Exercise aim: In the data, extract each line that holds the string "старая".

Dataset records:
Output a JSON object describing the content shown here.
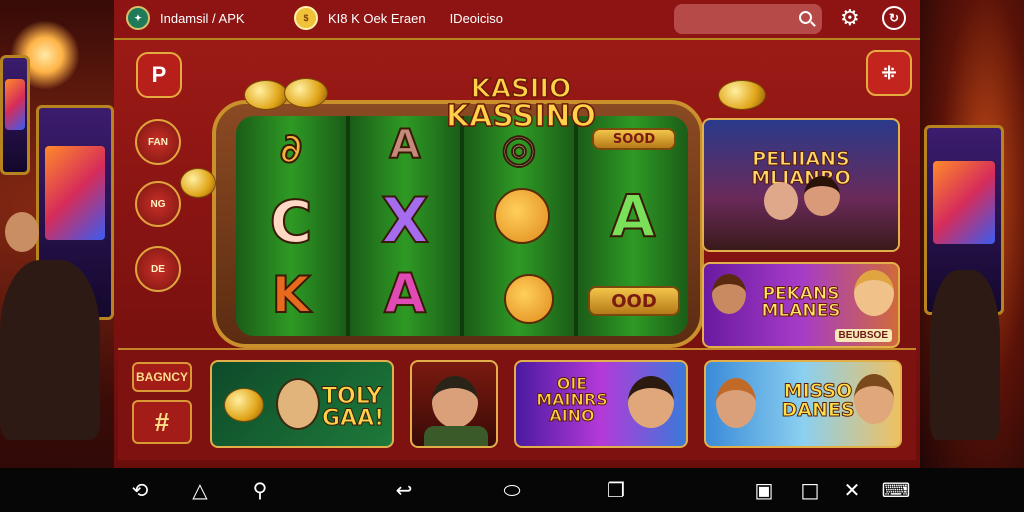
{
  "topbar": {
    "app_label": "Indamsil  / APK",
    "promo_label": "KI8 K  Oek Eraen",
    "promo_extra": "IDeoiciso"
  },
  "colors": {
    "panel": "#8d1412",
    "gold": "#e2b04a",
    "reel_green": "#2e9a24"
  },
  "icons": [
    "search-icon",
    "gear-icon",
    "refresh-icon",
    "menu-icon",
    "back-icon",
    "home-icon",
    "recents-icon"
  ],
  "logo": {
    "line1": "KASIIO",
    "line2": "KASSINO"
  },
  "side_buttons": {
    "first": "P",
    "second": "FAN",
    "third": "NG",
    "fourth": "DE"
  },
  "reels": {
    "col1": [
      "∂",
      "C",
      "K"
    ],
    "col2": [
      "A",
      "X",
      "A"
    ],
    "col3": [
      "◎",
      "",
      ""
    ],
    "col4": [
      "SOOD",
      "A",
      "OOD"
    ]
  },
  "promo_cards": {
    "card1": {
      "line1": "PELIIANS",
      "line2": "MLIANRO"
    },
    "card2": {
      "line1": "PEKANS",
      "line2": "MLANES",
      "badge": "BEUBSOE"
    }
  },
  "bottom": {
    "label_btn": "BAGNCY",
    "hash_btn": "#",
    "tile1": "TOLY GAA!",
    "tile3": {
      "line1": "OIE",
      "line2": "MAINRS",
      "line3": "AINO"
    },
    "tile4": {
      "line1": "MISSO",
      "line2": "DANES"
    }
  }
}
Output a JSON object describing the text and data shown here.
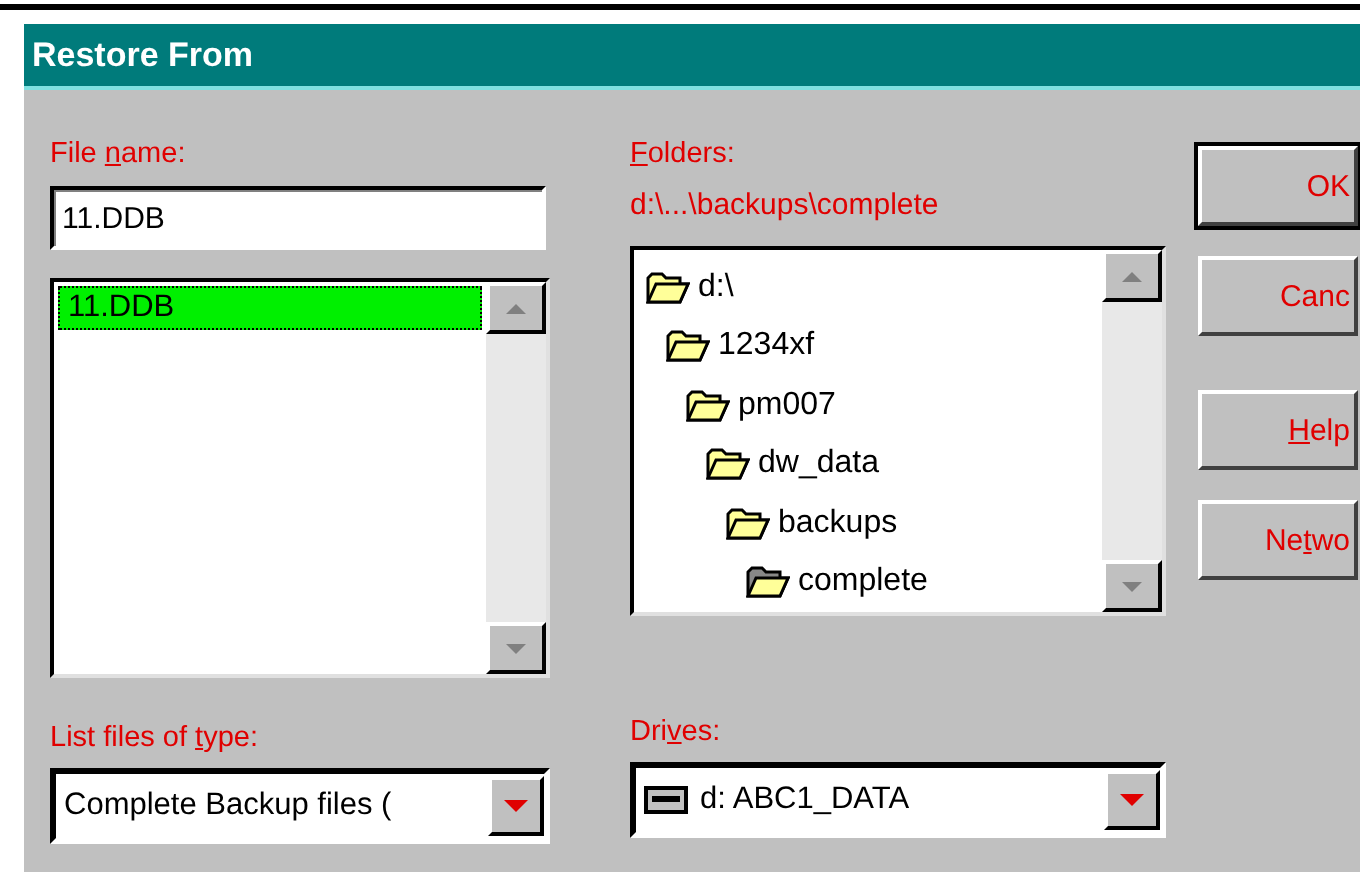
{
  "window": {
    "title": "Restore From"
  },
  "file_name": {
    "label": {
      "pre": "File ",
      "key": "n",
      "post": "ame:"
    },
    "value": "11.DDB"
  },
  "files": [
    {
      "name": "11.DDB",
      "selected": true
    }
  ],
  "file_type": {
    "label": {
      "pre": "List files of ",
      "key": "t",
      "post": "ype:"
    },
    "value": "Complete Backup files ("
  },
  "folders": {
    "label": {
      "key": "F",
      "post": "olders:"
    },
    "path": "d:\\...\\backups\\complete",
    "tree": [
      {
        "name": "d:\\",
        "selected": false,
        "children": [
          {
            "name": "1234xf",
            "selected": false,
            "children": [
              {
                "name": "pm007",
                "selected": false,
                "children": [
                  {
                    "name": "dw_data",
                    "selected": false,
                    "children": [
                      {
                        "name": "backups",
                        "selected": false,
                        "children": [
                          {
                            "name": "complete",
                            "selected": true
                          }
                        ]
                      }
                    ]
                  }
                ]
              }
            ]
          }
        ]
      }
    ]
  },
  "drives": {
    "label": {
      "pre": "Dri",
      "key": "v",
      "post": "es:"
    },
    "value": "d: ABC1_DATA"
  },
  "buttons": [
    {
      "label": {
        "pre": "OK"
      },
      "default": true
    },
    {
      "label": {
        "pre": "Canc"
      },
      "default": false
    },
    {
      "label": {
        "key": "H",
        "post": "elp"
      },
      "default": false
    },
    {
      "label": {
        "pre": "Ne",
        "key": "t",
        "post": "wo"
      },
      "default": false
    }
  ]
}
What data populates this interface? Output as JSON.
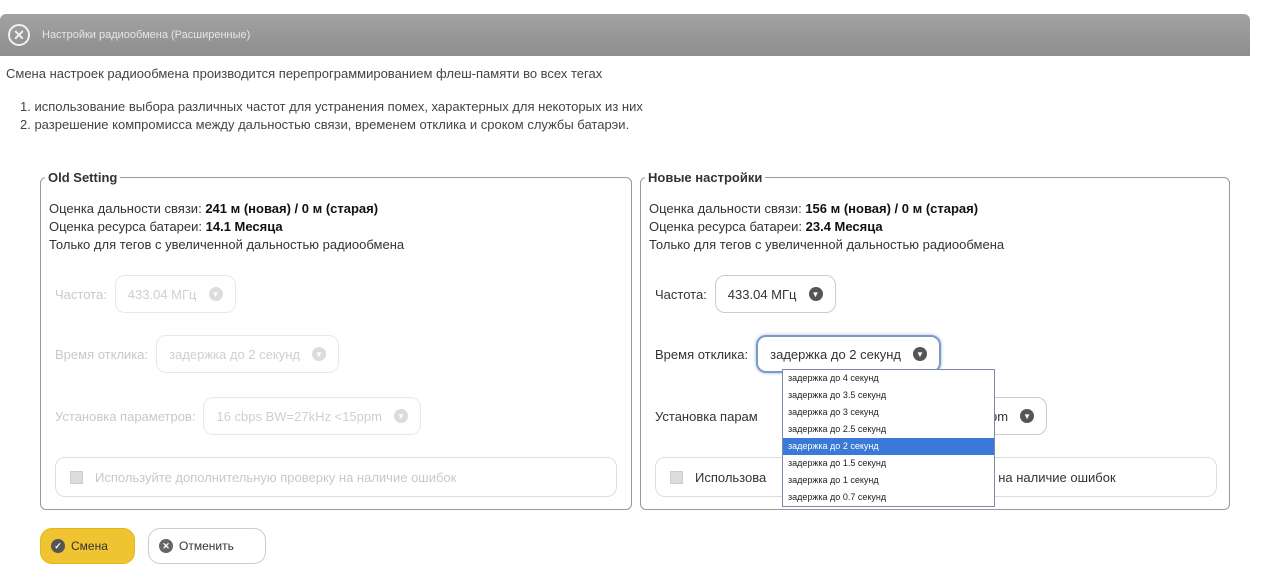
{
  "window": {
    "title": "Настройки радиообмена (Расширенные)"
  },
  "intro": "Смена настроек радиообмена производится перепрограммированием флеш-памяти во всех тегах",
  "reasons": [
    "1. использование выбора различных частот для устранения помех, характерных для некоторых из них",
    "2. разрешение компромисса между дальностью связи, временем отклика и сроком службы батарэи."
  ],
  "old": {
    "legend": "Old Setting",
    "range_label": "Оценка дальности связи:",
    "range_value": "241 м (новая) / 0 м (старая)",
    "battery_label": "Оценка ресурса батареи:",
    "battery_value": "14.1 Месяца",
    "note": "Только для тегов с увеличенной дальностью радиообмена",
    "freq_label": "Частота:",
    "freq_value": "433.04 МГц",
    "resp_label": "Время отклика:",
    "resp_value": "задержка до 2 секунд",
    "params_label": "Установка параметров:",
    "params_value": "16 cbps BW=27kHz <15ppm",
    "check_label": "Используйте дополнительную проверку на наличие ошибок"
  },
  "new": {
    "legend": "Новые настройки",
    "range_label": "Оценка дальности связи:",
    "range_value": "156 м (новая) / 0 м (старая)",
    "battery_label": "Оценка ресурса батареи:",
    "battery_value": "23.4 Месяца",
    "note": "Только для тегов с увеличенной дальностью радиообмена",
    "freq_label": "Частота:",
    "freq_value": "433.04 МГц",
    "resp_label": "Время отклика:",
    "resp_value": "задержка до 2 секунд",
    "params_label": "Установка парам",
    "params_value": "<23ppm",
    "check_label_a": "Использова",
    "check_label_b": "на наличие ошибок"
  },
  "dropdown": {
    "options": [
      "задержка до 4 секунд",
      "задержка до 3.5 секунд",
      "задержка до 3 секунд",
      "задержка до 2.5 секунд",
      "задержка до 2 секунд",
      "задержка до 1.5 секунд",
      "задержка до 1 секунд",
      "задержка до 0.7 секунд"
    ],
    "selected_index": 4
  },
  "buttons": {
    "ok": "Смена",
    "cancel": "Отменить"
  },
  "colors": {
    "accent": "#f0c330",
    "selection": "#3a79d8"
  }
}
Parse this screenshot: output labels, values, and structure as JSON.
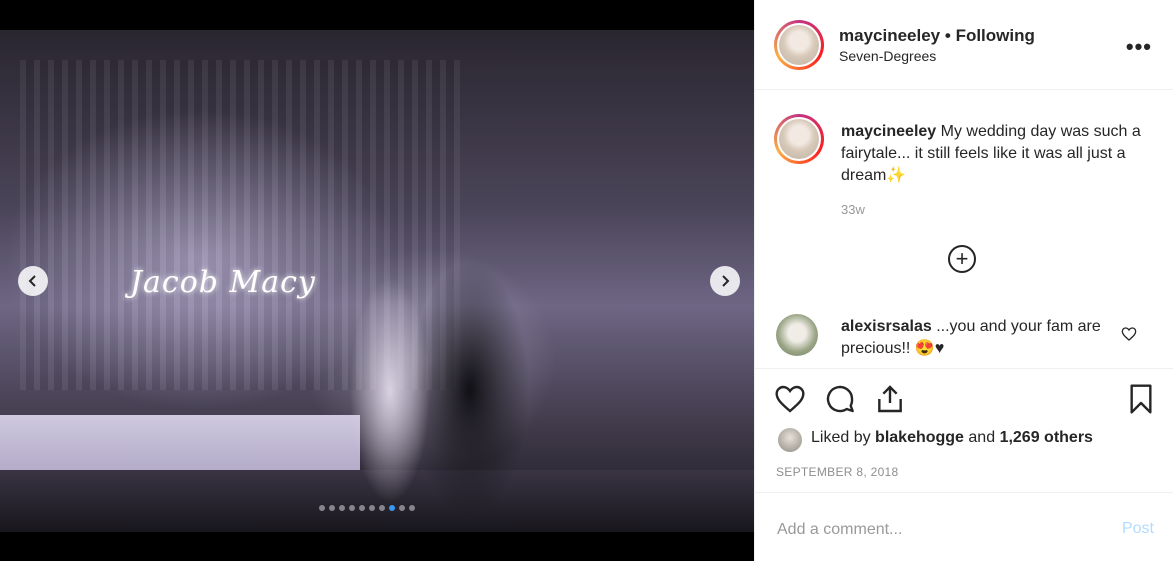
{
  "post": {
    "carousel": {
      "dot_count": 10,
      "active_index": 7,
      "neon_sign": "Jacob Macy"
    },
    "header": {
      "username": "maycineeley",
      "separator": "•",
      "follow_status": "Following",
      "location": "Seven-Degrees",
      "more_label": "•••"
    },
    "caption": {
      "username": "maycineeley",
      "text": "My wedding day was such a fairytale... it still feels like it was all just a dream✨",
      "age": "33w"
    },
    "load_more_label": "+",
    "comments": [
      {
        "username": "alexisrsalas",
        "text": "...you and your fam are precious!! 😍♥"
      }
    ],
    "likes": {
      "prefix": "Liked by",
      "first_user": "blakehogge",
      "conjunction": "and",
      "others": "1,269 others"
    },
    "date": "SEPTEMBER 8, 2018",
    "add_comment": {
      "placeholder": "Add a comment...",
      "post_label": "Post"
    }
  },
  "icons": {
    "prev": "chevron-left-icon",
    "next": "chevron-right-icon",
    "like": "heart-icon",
    "comment": "comment-bubble-icon",
    "share": "share-icon",
    "save": "bookmark-icon"
  },
  "colors": {
    "accent": "#3897f0",
    "post_disabled": "#b3dbff",
    "text": "#262626",
    "muted": "#8e8e8e"
  }
}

Complete response:
    "range_value": "241 м (новая) / 0 м (старая)",
    "range_value": "156 м (новая) / 0 м (старая)",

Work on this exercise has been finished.